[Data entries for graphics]

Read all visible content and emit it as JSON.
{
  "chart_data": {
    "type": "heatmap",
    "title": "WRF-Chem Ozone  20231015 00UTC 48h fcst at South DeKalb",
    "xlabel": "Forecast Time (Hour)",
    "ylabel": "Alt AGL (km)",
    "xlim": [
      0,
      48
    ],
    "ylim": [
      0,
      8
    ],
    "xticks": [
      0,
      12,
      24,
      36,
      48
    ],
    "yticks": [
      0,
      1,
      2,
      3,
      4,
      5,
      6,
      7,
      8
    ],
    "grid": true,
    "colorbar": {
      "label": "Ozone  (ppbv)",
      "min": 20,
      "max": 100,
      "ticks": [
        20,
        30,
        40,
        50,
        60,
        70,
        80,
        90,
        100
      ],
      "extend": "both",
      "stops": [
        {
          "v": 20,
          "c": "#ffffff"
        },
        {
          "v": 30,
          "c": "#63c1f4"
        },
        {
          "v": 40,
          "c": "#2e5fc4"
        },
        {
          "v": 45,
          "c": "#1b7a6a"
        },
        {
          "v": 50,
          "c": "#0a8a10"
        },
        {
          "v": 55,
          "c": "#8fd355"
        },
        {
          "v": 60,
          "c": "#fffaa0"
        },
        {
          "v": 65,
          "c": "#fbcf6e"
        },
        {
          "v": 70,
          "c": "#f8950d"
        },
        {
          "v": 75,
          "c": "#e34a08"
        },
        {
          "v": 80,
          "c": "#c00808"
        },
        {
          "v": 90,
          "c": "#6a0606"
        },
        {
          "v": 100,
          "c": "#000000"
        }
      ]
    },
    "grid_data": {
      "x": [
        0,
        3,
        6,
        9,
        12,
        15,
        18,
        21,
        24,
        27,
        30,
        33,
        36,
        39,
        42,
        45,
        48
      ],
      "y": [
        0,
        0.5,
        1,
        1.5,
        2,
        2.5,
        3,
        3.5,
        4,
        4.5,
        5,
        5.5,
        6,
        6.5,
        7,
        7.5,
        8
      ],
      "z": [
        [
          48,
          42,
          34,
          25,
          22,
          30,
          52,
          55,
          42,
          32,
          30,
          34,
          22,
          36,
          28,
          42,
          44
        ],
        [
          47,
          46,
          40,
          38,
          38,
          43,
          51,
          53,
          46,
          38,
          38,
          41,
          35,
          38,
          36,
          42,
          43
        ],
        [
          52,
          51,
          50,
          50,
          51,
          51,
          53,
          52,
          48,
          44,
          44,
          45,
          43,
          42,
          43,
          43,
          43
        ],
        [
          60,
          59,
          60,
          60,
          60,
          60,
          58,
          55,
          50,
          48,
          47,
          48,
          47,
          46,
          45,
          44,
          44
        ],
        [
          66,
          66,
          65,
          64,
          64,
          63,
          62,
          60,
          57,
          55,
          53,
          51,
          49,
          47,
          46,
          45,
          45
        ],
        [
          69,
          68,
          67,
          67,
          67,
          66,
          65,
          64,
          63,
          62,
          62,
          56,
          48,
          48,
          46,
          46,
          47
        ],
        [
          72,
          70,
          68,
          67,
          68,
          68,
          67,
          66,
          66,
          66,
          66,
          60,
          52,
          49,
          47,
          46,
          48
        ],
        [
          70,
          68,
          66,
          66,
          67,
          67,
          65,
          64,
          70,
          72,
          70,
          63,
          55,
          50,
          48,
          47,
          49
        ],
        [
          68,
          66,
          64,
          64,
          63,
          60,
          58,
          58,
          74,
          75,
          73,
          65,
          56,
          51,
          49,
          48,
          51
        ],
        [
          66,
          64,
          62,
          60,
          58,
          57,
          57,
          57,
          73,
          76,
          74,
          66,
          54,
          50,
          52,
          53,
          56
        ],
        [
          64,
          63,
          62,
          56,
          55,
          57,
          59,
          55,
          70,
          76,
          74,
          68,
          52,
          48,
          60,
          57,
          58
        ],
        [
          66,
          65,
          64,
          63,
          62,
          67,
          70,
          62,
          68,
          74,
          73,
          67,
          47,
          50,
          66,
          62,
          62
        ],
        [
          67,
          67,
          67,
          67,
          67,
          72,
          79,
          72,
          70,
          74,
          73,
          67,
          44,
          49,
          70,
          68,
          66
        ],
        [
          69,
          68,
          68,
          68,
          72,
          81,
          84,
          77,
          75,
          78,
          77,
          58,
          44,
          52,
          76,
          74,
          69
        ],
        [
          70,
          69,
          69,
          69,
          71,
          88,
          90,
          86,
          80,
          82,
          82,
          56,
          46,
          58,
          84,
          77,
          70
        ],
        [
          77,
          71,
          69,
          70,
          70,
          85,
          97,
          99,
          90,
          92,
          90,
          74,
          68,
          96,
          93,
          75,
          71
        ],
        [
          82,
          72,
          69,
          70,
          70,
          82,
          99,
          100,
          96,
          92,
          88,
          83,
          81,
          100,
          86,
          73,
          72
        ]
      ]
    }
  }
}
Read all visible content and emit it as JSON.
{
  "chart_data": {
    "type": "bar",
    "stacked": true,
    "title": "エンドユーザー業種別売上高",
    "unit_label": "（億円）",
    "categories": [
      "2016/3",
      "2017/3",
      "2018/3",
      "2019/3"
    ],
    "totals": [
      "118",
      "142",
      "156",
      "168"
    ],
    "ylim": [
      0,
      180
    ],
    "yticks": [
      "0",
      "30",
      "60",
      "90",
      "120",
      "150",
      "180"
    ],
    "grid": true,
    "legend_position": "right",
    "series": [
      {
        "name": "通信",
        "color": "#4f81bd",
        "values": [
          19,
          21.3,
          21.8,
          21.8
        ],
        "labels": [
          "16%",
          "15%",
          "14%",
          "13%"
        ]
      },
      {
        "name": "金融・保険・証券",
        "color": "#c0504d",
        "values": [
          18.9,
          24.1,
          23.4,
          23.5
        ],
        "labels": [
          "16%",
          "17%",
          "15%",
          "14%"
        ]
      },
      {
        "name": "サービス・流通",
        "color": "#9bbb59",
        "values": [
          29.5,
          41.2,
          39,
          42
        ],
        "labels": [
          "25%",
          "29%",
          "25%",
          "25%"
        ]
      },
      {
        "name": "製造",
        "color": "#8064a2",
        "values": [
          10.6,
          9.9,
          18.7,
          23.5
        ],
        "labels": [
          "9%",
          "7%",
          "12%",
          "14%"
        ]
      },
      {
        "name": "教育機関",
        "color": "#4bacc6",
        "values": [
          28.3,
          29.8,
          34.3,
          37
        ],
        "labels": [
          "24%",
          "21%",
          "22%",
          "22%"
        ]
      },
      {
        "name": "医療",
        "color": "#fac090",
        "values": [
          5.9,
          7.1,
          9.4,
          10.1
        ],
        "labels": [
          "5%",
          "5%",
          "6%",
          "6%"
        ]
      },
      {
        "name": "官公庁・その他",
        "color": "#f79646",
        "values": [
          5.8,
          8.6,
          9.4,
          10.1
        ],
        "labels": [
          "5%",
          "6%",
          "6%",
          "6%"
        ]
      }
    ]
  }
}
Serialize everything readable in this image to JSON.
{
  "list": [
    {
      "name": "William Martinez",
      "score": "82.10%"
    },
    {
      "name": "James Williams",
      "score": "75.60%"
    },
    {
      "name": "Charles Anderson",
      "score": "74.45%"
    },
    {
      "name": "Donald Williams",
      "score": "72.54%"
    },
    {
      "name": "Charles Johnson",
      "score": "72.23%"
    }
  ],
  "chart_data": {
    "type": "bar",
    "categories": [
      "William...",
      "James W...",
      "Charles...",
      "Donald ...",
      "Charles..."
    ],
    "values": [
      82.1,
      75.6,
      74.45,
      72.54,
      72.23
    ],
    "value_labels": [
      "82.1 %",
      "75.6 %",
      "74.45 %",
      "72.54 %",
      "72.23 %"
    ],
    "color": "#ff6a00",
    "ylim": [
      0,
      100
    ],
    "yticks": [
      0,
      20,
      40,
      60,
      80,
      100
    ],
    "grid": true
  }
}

## Brief
Copy each line from the data above that includes "Williams".

## Written reply
      "name": "James Williams",
      "name": "Donald Williams",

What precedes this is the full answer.